JOB
Quote the passage below about commercial development for military radios word for word, starting with "One prime example" and going on through "useful to them.".

PASSAGE SHOWN
— start —
One prime example of this phenomenon was Harris’ development of a waveform that allows downlinks from small UAVs into one of its battlefield JTRS radios. By talking to warfighters in the Southwest Asia theater, Harris was able to ascertain that this was a feature that would be useful to them.

“We were able to develop the waveform, demonstrate the capability and have it integrated into our radios in six months,” said Marschilok. “Compare that to a program of record, where it would take someone six months to a year just to decide that we should incorporate a UAV downlink into a tactical radio. This development was fully funded by internal Harris funds and the resulting software was delivered back into the JTRS information repository.”

Besides saving time, the commercial model saves the military money over the program-of-record approach, according to Marschilok. “Traditional acquisitions are based on cost-plus contracts,” he said. “There is a built-in incentive to spend more hours in development. The only money I get is from selling products. My model drives us to quickly develop something marketable and get it into the hands of users to help them with their missions.”

OPEN SOURCE PLATFORM

The Android operating system, which is now being increasingly used for mobile devices and their applications and is based on the open source Linux system, provides many of the same advantages as the JTRS EBM does for tactical radios, according to Jim Curtin, defense systems program manager at Product Development Technologies (PDT). Because Android is an open source platform, “product entry becomes a little easier,” he said. “Opening up to open source allows people to drop in and not have an extreme learning curve. It is really about having a more conformist view of an operating system rather than everyone having their own flavor.”

Like Marschilok, Curtin believes a commercial model can help the military. “The A4A challenge might boost the military’s level of confidence,” he said. “They may realize that they can use commercial product development practices and get reliable results.”

Because Android is based on Linux, there are huge numbers of programmers qualified to create applications for the operating system, Curtin noted. The applications can have the look and feel of apps available for Apple’s iPhone but without Apple’s licensing fees.
— end —
DATASET EXTRACT
— start —
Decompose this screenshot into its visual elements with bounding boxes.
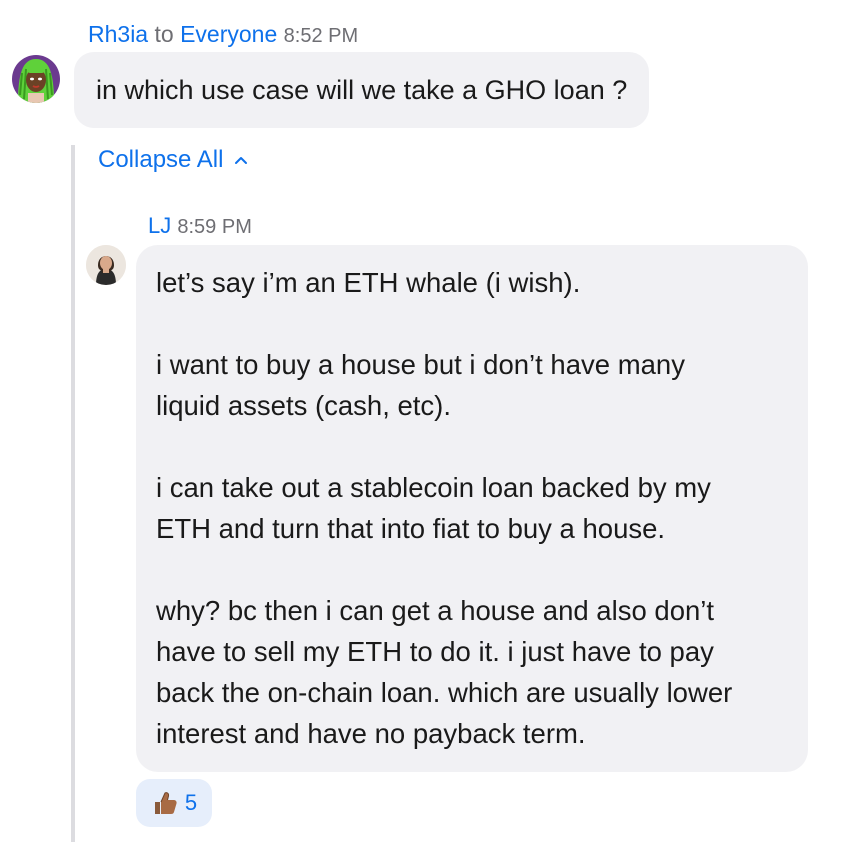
— end —
ANSWER TO THE PROBLEM
One prime example of this phenomenon was Harris’ development of a waveform that allows downlinks from small UAVs into one of its battlefield JTRS radios. By talking to warfighters in the Southwest Asia theater, Harris was able to ascertain that this was a feature that would be useful to them.